_Work to do:_ Copy out all lines that hold "label".

_Data supplied:_
------------------------------
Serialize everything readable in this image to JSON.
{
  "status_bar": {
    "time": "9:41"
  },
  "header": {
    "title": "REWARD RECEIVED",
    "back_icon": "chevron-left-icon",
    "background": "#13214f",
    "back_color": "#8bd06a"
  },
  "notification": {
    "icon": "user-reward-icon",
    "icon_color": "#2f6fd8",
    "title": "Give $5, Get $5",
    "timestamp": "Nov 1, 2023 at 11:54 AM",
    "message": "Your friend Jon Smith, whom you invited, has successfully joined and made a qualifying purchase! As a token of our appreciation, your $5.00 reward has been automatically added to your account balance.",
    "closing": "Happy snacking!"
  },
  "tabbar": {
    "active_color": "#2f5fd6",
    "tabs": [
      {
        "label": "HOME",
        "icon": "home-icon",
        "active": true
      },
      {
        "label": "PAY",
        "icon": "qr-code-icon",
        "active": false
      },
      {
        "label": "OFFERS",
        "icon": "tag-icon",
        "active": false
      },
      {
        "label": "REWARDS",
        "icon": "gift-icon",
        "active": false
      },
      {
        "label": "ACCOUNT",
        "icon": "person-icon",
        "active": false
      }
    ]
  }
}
------------------------------
_Problem solution:_
        "label": "HOME",
        "label": "PAY",
        "label": "OFFERS",
        "label": "REWARDS",
        "label": "ACCOUNT",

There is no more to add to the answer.